## begin MATERIAL PROVIDED

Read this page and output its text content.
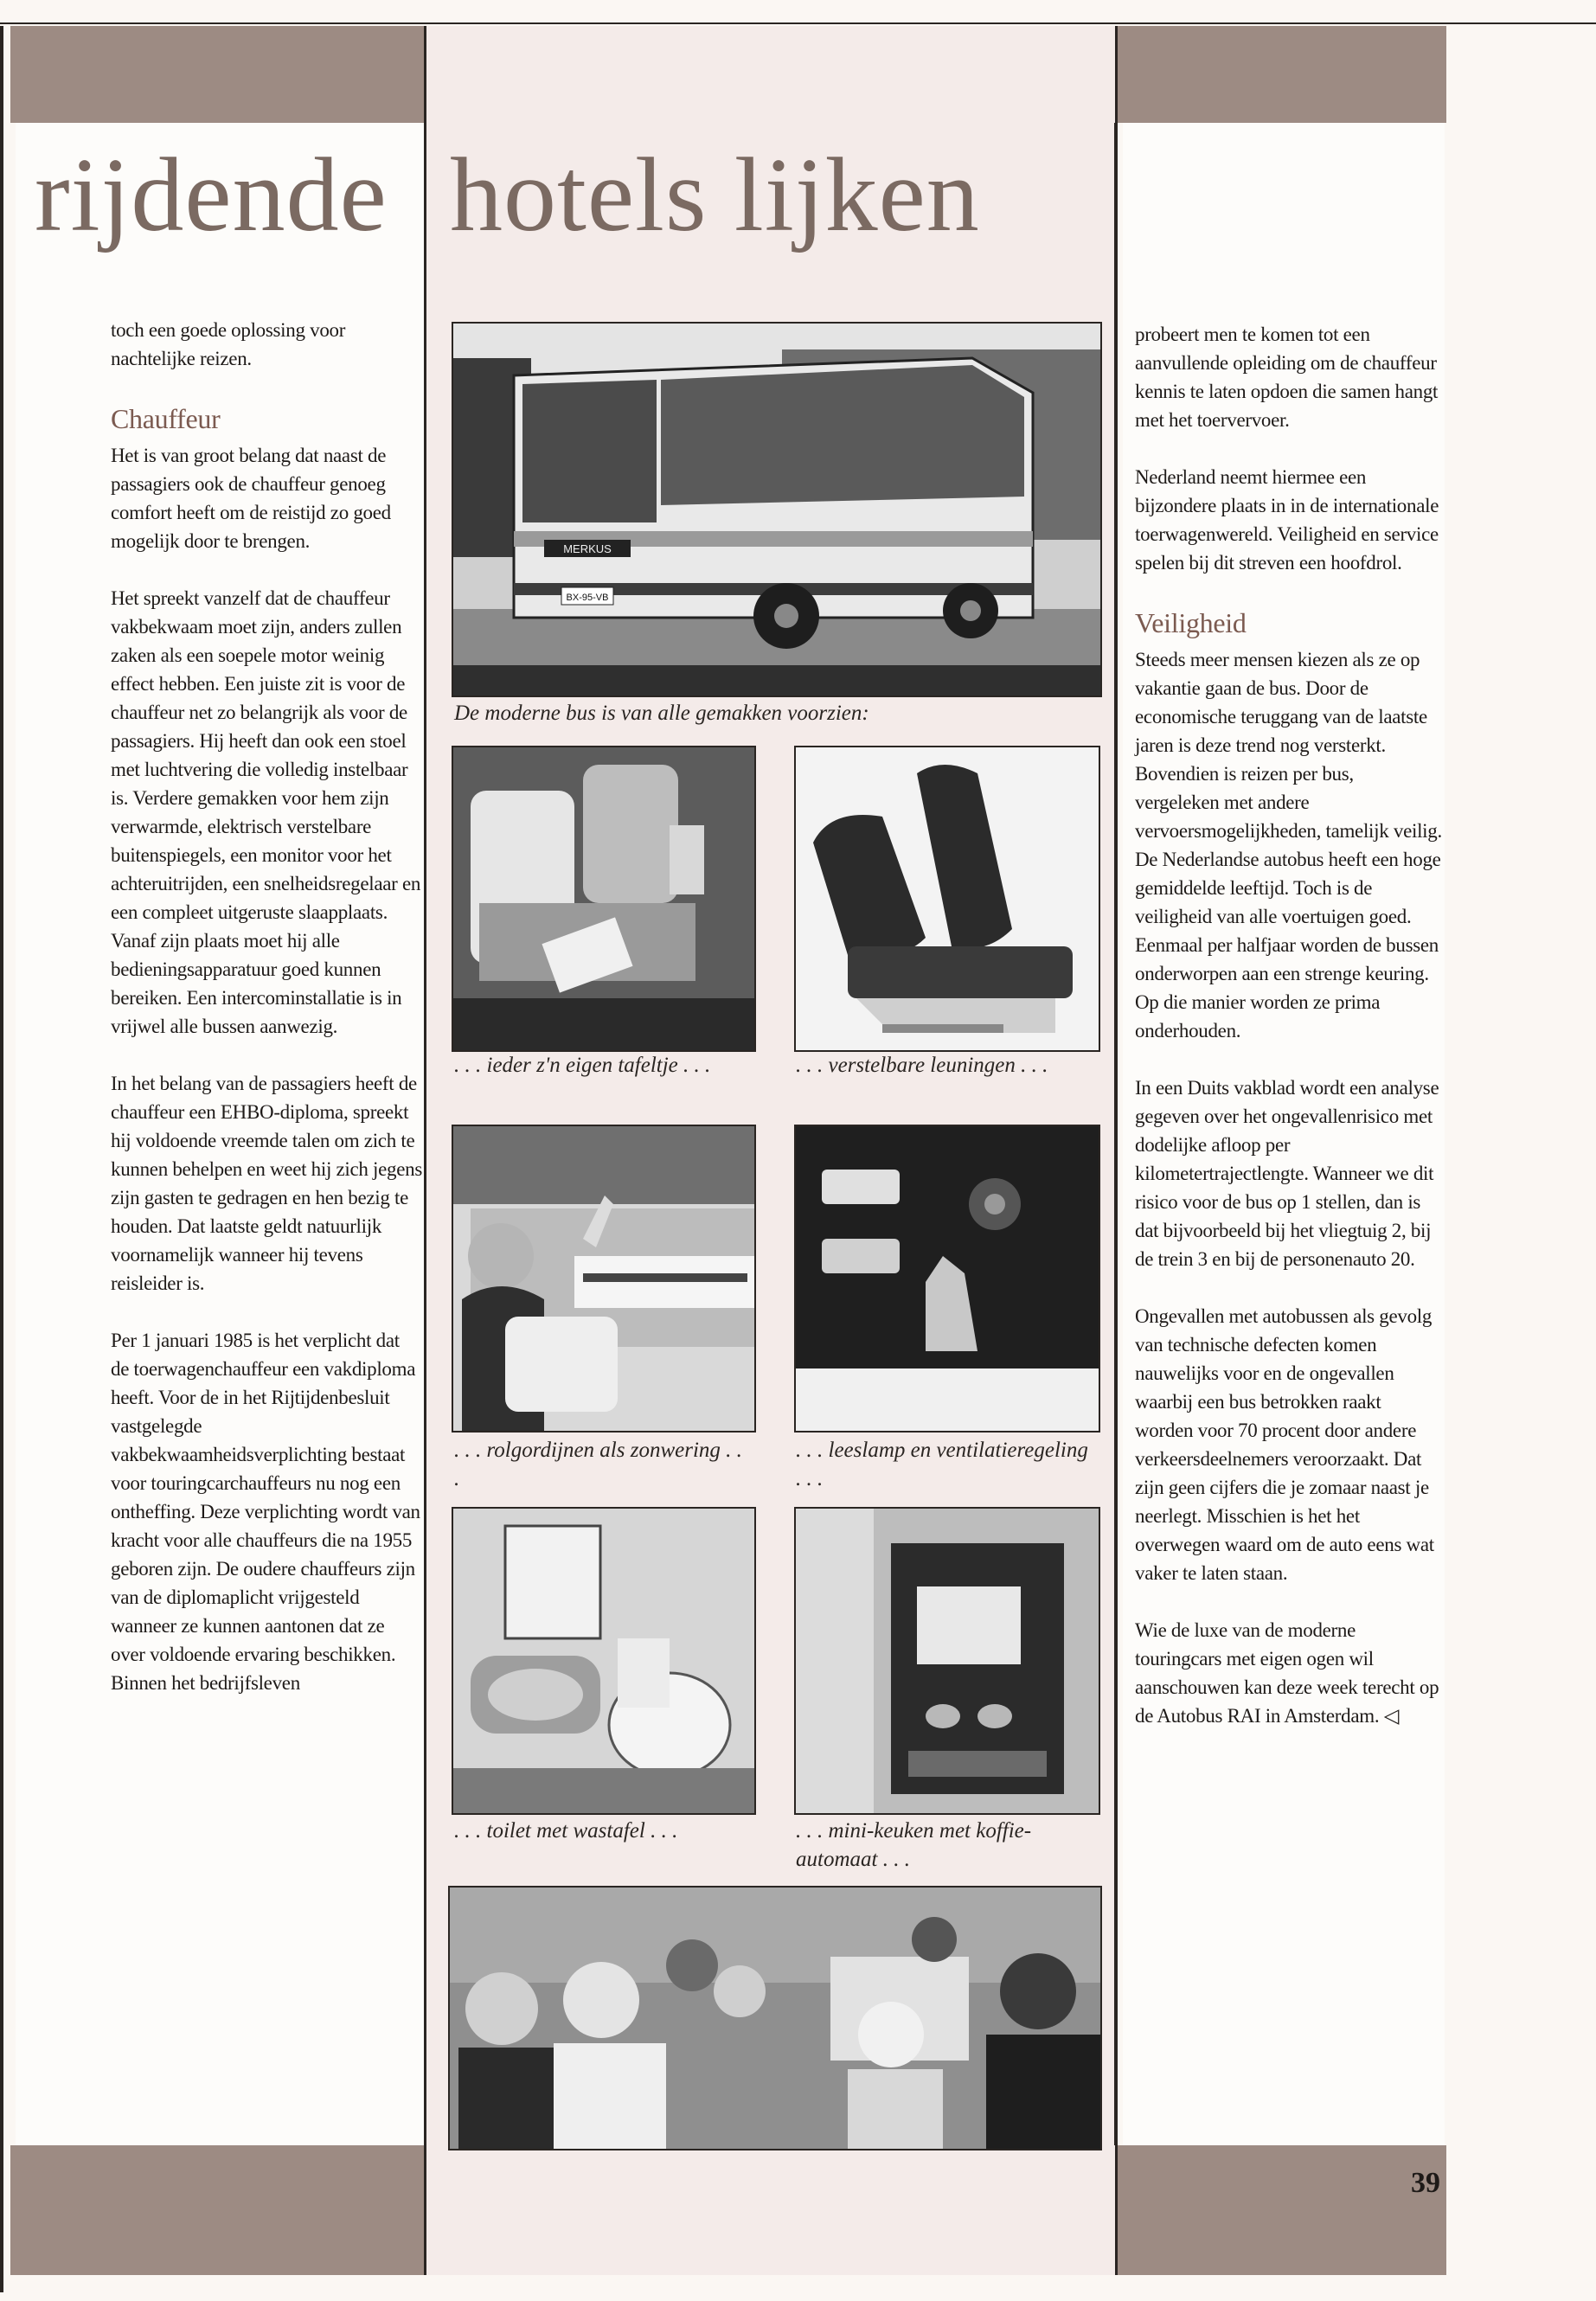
rijdende hotels lijken

toch een goede oplossing voor nachtelijke reizen.

Chauffeur

Het is van groot belang dat naast de passagiers ook de chauffeur genoeg comfort heeft om de reistijd zo goed mogelijk door te brengen.

Het spreekt vanzelf dat de chauffeur vakbekwaam moet zijn, anders zullen zaken als een soepele motor weinig effect hebben. Een juiste zit is voor de chauffeur net zo belangrijk als voor de passagiers. Hij heeft dan ook een stoel met luchtvering die volledig instelbaar is. Verdere gemakken voor hem zijn verwarmde, elektrisch verstelbare buitenspiegels, een monitor voor het achteruitrijden, een snelheidsregelaar en een compleet uitgeruste slaapplaats. Vanaf zijn plaats moet hij alle bedieningsapparatuur goed kunnen bereiken. Een intercominstallatie is in vrijwel alle bussen aanwezig.

In het belang van de passagiers heeft de chauffeur een EHBO-diploma, spreekt hij voldoende vreemde talen om zich te kunnen behelpen en weet hij zich jegens zijn gasten te gedragen en hen bezig te houden. Dat laatste geldt natuurlijk voornamelijk wanneer hij tevens reisleider is.

Per 1 januari 1985 is het verplicht dat de toerwagenchauffeur een vakdiploma heeft. Voor de in het Rijtijdenbesluit vastgelegde vakbekwaamheidsverplichting bestaat voor touringcarchauffeurs nu nog een ontheffing. Deze verplichting wordt van kracht voor alle chauffeurs die na 1955 geboren zijn. De oudere chauffeurs zijn van de diplomaplicht vrijgesteld wanneer ze kunnen aantonen dat ze over voldoende ervaring beschikken.

Binnen het bedrijfsleven

probeert men te komen tot een aanvullende opleiding om de chauffeur kennis te laten opdoen die samen hangt met het toervervoer.

Nederland neemt hiermee een bijzondere plaats in in de internationale toerwagenwereld. Veiligheid en service spelen bij dit streven een hoofdrol.

Veiligheid

Steeds meer mensen kiezen als ze op vakantie gaan de bus. Door de economische teruggang van de laatste jaren is deze trend nog versterkt. Bovendien is reizen per bus, vergeleken met andere vervoersmogelijkheden, tamelijk veilig. De Nederlandse autobus heeft een hoge gemiddelde leeftijd. Toch is de veiligheid van alle voertuigen goed. Eenmaal per halfjaar worden de bussen onderworpen aan een strenge keuring. Op die manier worden ze prima onderhouden.

In een Duits vakblad wordt een analyse gegeven over het ongevallenrisico met dodelijke afloop per kilometertrajectlengte. Wanneer we dit risico voor de bus op 1 stellen, dan is dat bijvoorbeeld bij het vliegtuig 2, bij de trein 3 en bij de personenauto 20.

Ongevallen met autobussen als gevolg van technische defecten komen nauwelijks voor en de ongevallen waarbij een bus betrokken raakt worden voor 70 procent door andere verkeersdeelnemers veroorzaakt. Dat zijn geen cijfers die je zomaar naast je neerlegt. Misschien is het het overwegen waard om de auto eens wat vaker te laten staan.

Wie de luxe van de moderne touringcars met eigen ogen wil aanschouwen kan deze week terecht op de Autobus RAI in Amsterdam. ◁

MERKUS
BX-95-VB
De moderne bus is van alle gemakken voorzien:
. . . ieder z'n eigen tafeltje . . .	. . . verstelbare leuningen . . .
. . . rolgordijnen als zonwering . . .
. . . leeslamp en ventilatieregeling . . .
. . . toilet met wastafel . . .	. . . mini-keuken met koffie-automaat . . .
39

## end MATERIAL PROVIDED

▶ STATED TASK
Pull out all lines from the entries above in which the word "moderne" appears.

▶ EXPECTED ANSWER
Wie de luxe van de moderne touringcars met eigen ogen wil aanschouwen kan deze week terecht op de Autobus RAI in Amsterdam. ◁
De moderne bus is van alle gemakken voorzien:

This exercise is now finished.